▶ SHORT TASK
Without the pictures, repeat the listing character for character.

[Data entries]
■ ■ ■

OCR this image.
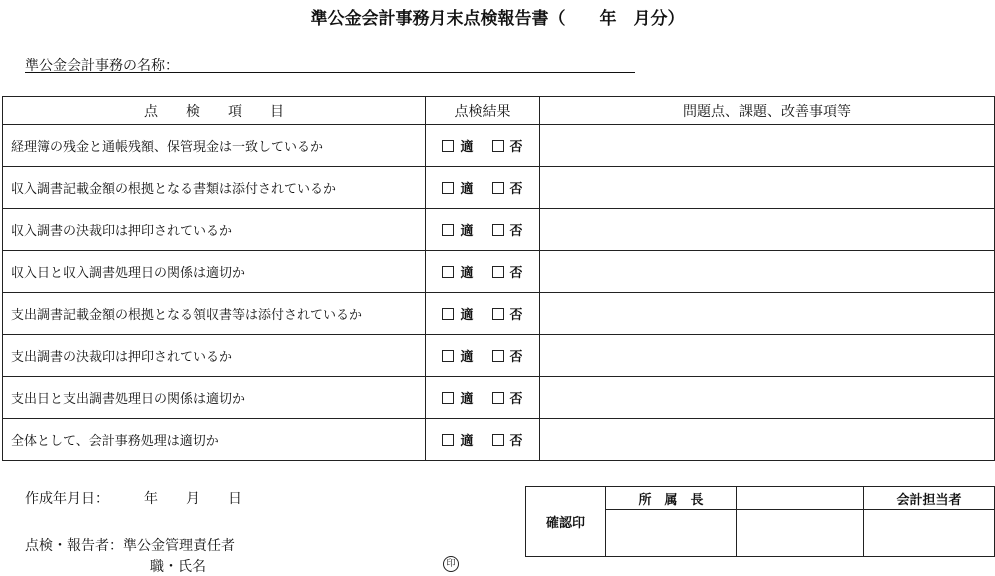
準公金会計事務月末点検報告書（　　年　月分）
準公金会計事務の名称：
点　　検　　項　　目	点検結果	問題点、課題、改善事項等
経理簿の残金と通帳残額、保管現金は一致しているか	適 否	
収入調書記載金額の根拠となる書類は添付されているか	適 否	
収入調書の決裁印は押印されているか	適 否	
収入日と収入調書処理日の関係は適切か	適 否	
支出調書記載金額の根拠となる領収書等は添付されているか	適 否	
支出調書の決裁印は押印されているか	適 否	
支出日と支出調書処理日の関係は適切か	適 否	
全体として、会計事務処理は適切か	適 否	
作成年月日：　　　年　　月　　日
点検・報告者：準公金管理責任者
職・氏名	印
確認印	所　属　長		会計担当者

■ ■ ■

▶ EXERCISE OUTPUT
OCR this image.
準公金会計事務月末点検報告書（　　年　月分）
準公金会計事務の名称：
点　　検　　項　　目	点検結果	問題点、課題、改善事項等
経理簿の残金と通帳残額、保管現金は一致しているか	適 否	
収入調書記載金額の根拠となる書類は添付されているか	適 否	
収入調書の決裁印は押印されているか	適 否	
収入日と収入調書処理日の関係は適切か	適 否	
支出調書記載金額の根拠となる領収書等は添付されているか	適 否	
支出調書の決裁印は押印されているか	適 否	
支出日と支出調書処理日の関係は適切か	適 否	
全体として、会計事務処理は適切か	適 否	
作成年月日：　　　年　　月　　日
点検・報告者：準公金管理責任者
職・氏名	印
確認印	所　属　長		会計担当者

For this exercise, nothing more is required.